GIVEN PROBLEM: Write out the records below word for word, please.

RECORDS FOR THIS EXERCISE:

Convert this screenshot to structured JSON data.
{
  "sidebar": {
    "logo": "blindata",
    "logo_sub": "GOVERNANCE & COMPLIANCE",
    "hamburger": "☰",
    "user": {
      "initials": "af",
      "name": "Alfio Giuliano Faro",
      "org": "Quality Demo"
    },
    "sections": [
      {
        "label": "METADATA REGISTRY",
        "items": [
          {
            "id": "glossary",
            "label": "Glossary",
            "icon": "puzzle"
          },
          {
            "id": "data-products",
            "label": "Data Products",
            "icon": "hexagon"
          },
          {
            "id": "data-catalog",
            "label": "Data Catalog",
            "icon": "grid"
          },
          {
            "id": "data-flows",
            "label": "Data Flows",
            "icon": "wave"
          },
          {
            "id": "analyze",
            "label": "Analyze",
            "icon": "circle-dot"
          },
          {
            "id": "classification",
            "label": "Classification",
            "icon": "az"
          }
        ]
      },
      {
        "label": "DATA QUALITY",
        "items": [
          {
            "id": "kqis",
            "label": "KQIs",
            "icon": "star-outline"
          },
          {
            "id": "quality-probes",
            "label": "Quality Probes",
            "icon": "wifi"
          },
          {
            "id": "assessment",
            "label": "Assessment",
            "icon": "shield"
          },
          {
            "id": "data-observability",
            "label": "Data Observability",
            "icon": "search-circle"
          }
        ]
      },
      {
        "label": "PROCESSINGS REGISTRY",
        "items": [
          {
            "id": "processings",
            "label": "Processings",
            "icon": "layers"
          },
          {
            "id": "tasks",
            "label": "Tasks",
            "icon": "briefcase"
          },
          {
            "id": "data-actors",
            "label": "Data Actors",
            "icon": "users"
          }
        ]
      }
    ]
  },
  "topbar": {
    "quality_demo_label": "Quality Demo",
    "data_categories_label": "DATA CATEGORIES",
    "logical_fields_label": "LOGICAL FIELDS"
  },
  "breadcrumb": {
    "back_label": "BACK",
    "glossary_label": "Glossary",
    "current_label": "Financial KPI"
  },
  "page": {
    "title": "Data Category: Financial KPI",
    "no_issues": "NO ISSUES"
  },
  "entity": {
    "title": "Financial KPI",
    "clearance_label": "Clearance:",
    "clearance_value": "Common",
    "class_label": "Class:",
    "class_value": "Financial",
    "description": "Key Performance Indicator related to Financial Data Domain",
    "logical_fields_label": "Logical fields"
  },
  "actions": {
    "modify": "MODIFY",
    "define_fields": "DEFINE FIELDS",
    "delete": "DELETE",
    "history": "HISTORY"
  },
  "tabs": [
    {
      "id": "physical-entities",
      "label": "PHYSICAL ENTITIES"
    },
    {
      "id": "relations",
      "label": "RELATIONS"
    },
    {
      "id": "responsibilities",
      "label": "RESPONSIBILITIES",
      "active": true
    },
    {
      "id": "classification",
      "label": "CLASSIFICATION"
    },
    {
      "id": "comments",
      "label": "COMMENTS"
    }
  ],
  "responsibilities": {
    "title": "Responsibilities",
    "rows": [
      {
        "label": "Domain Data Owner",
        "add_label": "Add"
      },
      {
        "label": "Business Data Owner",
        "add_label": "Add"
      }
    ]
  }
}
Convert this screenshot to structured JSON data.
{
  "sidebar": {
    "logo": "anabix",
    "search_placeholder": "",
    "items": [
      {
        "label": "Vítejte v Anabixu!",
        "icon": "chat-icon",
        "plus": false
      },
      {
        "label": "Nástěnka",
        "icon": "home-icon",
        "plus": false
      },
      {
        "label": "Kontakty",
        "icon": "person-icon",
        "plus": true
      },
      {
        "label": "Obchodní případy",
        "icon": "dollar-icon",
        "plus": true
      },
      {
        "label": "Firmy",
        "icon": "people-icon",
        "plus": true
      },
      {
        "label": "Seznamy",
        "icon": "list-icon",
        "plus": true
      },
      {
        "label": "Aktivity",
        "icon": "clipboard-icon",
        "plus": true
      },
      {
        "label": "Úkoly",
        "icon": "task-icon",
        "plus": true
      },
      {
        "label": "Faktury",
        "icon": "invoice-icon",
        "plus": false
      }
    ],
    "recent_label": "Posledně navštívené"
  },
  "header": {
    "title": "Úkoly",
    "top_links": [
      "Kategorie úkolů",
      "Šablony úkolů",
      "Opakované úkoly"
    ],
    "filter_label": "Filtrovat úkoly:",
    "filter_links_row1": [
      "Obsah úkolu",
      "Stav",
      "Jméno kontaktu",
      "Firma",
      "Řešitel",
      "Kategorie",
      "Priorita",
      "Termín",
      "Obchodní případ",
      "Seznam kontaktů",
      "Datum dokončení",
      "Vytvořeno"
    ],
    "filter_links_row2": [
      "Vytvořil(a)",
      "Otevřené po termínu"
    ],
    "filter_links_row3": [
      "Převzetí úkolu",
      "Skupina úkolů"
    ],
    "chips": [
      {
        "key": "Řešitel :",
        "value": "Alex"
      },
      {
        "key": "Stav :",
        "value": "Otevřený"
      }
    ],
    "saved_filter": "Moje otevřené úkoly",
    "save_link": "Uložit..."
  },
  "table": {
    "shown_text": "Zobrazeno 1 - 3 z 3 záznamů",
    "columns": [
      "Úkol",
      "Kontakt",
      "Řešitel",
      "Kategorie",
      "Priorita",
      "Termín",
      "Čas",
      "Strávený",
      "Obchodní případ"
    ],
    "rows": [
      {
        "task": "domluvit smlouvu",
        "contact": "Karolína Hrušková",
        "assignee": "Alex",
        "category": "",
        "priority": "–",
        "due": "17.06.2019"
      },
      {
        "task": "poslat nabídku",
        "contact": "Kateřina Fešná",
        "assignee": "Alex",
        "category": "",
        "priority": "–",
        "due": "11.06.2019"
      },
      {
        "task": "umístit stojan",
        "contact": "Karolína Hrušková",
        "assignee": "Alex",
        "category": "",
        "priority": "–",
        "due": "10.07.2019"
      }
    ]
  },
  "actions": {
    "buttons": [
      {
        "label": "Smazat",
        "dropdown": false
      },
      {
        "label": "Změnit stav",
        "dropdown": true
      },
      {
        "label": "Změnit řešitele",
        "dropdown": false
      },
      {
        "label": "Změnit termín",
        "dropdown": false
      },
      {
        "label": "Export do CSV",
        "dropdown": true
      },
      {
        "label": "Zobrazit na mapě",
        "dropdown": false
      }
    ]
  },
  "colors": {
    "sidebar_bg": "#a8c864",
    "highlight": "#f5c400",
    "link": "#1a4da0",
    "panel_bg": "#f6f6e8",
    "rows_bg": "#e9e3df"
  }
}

SOLUTION FOR THIS PROBLEM:
Convert this screenshot to structured JSON data.
{
  "sidebar": {
    "logo": "blindata",
    "logo_sub": "GOVERNANCE & COMPLIANCE",
    "hamburger": "☰",
    "user": {
      "initials": "af",
      "name": "Alfio Giuliano Faro",
      "org": "Quality Demo"
    },
    "sections": [
      {
        "label": "METADATA REGISTRY",
        "items": [
          {
            "id": "glossary",
            "label": "Glossary",
            "icon": "puzzle"
          },
          {
            "id": "data-products",
            "label": "Data Products",
            "icon": "hexagon"
          },
          {
            "id": "data-catalog",
            "label": "Data Catalog",
            "icon": "grid"
          },
          {
            "id": "data-flows",
            "label": "Data Flows",
            "icon": "wave"
          },
          {
            "id": "analyze",
            "label": "Analyze",
            "icon": "circle-dot"
          },
          {
            "id": "classification",
            "label": "Classification",
            "icon": "az"
          }
        ]
      },
      {
        "label": "DATA QUALITY",
        "items": [
          {
            "id": "kqis",
            "label": "KQIs",
            "icon": "star-outline"
          },
          {
            "id": "quality-probes",
            "label": "Quality Probes",
            "icon": "wifi"
          },
          {
            "id": "assessment",
            "label": "Assessment",
            "icon": "shield"
          },
          {
            "id": "data-observability",
            "label": "Data Observability",
            "icon": "search-circle"
          }
        ]
      },
      {
        "label": "PROCESSINGS REGISTRY",
        "items": [
          {
            "id": "processings",
            "label": "Processings",
            "icon": "layers"
          },
          {
            "id": "tasks",
            "label": "Tasks",
            "icon": "briefcase"
          },
          {
            "id": "data-actors",
            "label": "Data Actors",
            "icon": "users"
          }
        ]
      }
    ]
  },
  "topbar": {
    "quality_demo_label": "Quality Demo",
    "data_categories_label": "DATA CATEGORIES",
    "logical_fields_label": "LOGICAL FIELDS"
  },
  "breadcrumb": {
    "back_label": "BACK",
    "glossary_label": "Glossary",
    "current_label": "Financial KPI"
  },
  "page": {
    "title": "Data Category: Financial KPI",
    "no_issues": "NO ISSUES"
  },
  "entity": {
    "title": "Financial KPI",
    "clearance_label": "Clearance:",
    "clearance_value": "Common",
    "class_label": "Class:",
    "class_value": "Financial",
    "description": "Key Performance Indicator related to Financial Data Domain",
    "logical_fields_label": "Logical fields"
  },
  "actions": {
    "modify": "MODIFY",
    "define_fields": "DEFINE FIELDS",
    "delete": "DELETE",
    "history": "HISTORY"
  },
  "tabs": [
    {
      "id": "physical-entities",
      "label": "PHYSICAL ENTITIES"
    },
    {
      "id": "relations",
      "label": "RELATIONS"
    },
    {
      "id": "responsibilities",
      "label": "RESPONSIBILITIES",
      "active": true
    },
    {
      "id": "classification",
      "label": "CLASSIFICATION"
    },
    {
      "id": "comments",
      "label": "COMMENTS"
    }
  ],
  "responsibilities": {
    "title": "Responsibilities",
    "rows": [
      {
        "label": "Domain Data Owner",
        "add_label": "Add"
      },
      {
        "label": "Business Data Owner",
        "add_label": "Add"
      }
    ]
  }
}
Convert this screenshot to structured JSON data.
{
  "sidebar": {
    "logo": "anabix",
    "search_placeholder": "",
    "items": [
      {
        "label": "Vítejte v Anabixu!",
        "icon": "chat-icon",
        "plus": false
      },
      {
        "label": "Nástěnka",
        "icon": "home-icon",
        "plus": false
      },
      {
        "label": "Kontakty",
        "icon": "person-icon",
        "plus": true
      },
      {
        "label": "Obchodní případy",
        "icon": "dollar-icon",
        "plus": true
      },
      {
        "label": "Firmy",
        "icon": "people-icon",
        "plus": true
      },
      {
        "label": "Seznamy",
        "icon": "list-icon",
        "plus": true
      },
      {
        "label": "Aktivity",
        "icon": "clipboard-icon",
        "plus": true
      },
      {
        "label": "Úkoly",
        "icon": "task-icon",
        "plus": true
      },
      {
        "label": "Faktury",
        "icon": "invoice-icon",
        "plus": false
      }
    ],
    "recent_label": "Posledně navštívené"
  },
  "header": {
    "title": "Úkoly",
    "top_links": [
      "Kategorie úkolů",
      "Šablony úkolů",
      "Opakované úkoly"
    ],
    "filter_label": "Filtrovat úkoly:",
    "filter_links_row1": [
      "Obsah úkolu",
      "Stav",
      "Jméno kontaktu",
      "Firma",
      "Řešitel",
      "Kategorie",
      "Priorita",
      "Termín",
      "Obchodní případ",
      "Seznam kontaktů",
      "Datum dokončení",
      "Vytvořeno"
    ],
    "filter_links_row2": [
      "Vytvořil(a)",
      "Otevřené po termínu"
    ],
    "filter_links_row3": [
      "Převzetí úkolu",
      "Skupina úkolů"
    ],
    "chips": [
      {
        "key": "Řešitel :",
        "value": "Alex"
      },
      {
        "key": "Stav :",
        "value": "Otevřený"
      }
    ],
    "saved_filter": "Moje otevřené úkoly",
    "save_link": "Uložit..."
  },
  "table": {
    "shown_text": "Zobrazeno 1 - 3 z 3 záznamů",
    "columns": [
      "Úkol",
      "Kontakt",
      "Řešitel",
      "Kategorie",
      "Priorita",
      "Termín",
      "Čas",
      "Strávený",
      "Obchodní případ"
    ],
    "rows": [
      {
        "task": "domluvit smlouvu",
        "contact": "Karolína Hrušková",
        "assignee": "Alex",
        "category": "",
        "priority": "–",
        "due": "17.06.2019"
      },
      {
        "task": "poslat nabídku",
        "contact": "Kateřina Fešná",
        "assignee": "Alex",
        "category": "",
        "priority": "–",
        "due": "11.06.2019"
      },
      {
        "task": "umístit stojan",
        "contact": "Karolína Hrušková",
        "assignee": "Alex",
        "category": "",
        "priority": "–",
        "due": "10.07.2019"
      }
    ]
  },
  "actions": {
    "buttons": [
      {
        "label": "Smazat",
        "dropdown": false
      },
      {
        "label": "Změnit stav",
        "dropdown": true
      },
      {
        "label": "Změnit řešitele",
        "dropdown": false
      },
      {
        "label": "Změnit termín",
        "dropdown": false
      },
      {
        "label": "Export do CSV",
        "dropdown": true
      },
      {
        "label": "Zobrazit na mapě",
        "dropdown": false
      }
    ]
  },
  "colors": {
    "sidebar_bg": "#a8c864",
    "highlight": "#f5c400",
    "link": "#1a4da0",
    "panel_bg": "#f6f6e8",
    "rows_bg": "#e9e3df"
  }
}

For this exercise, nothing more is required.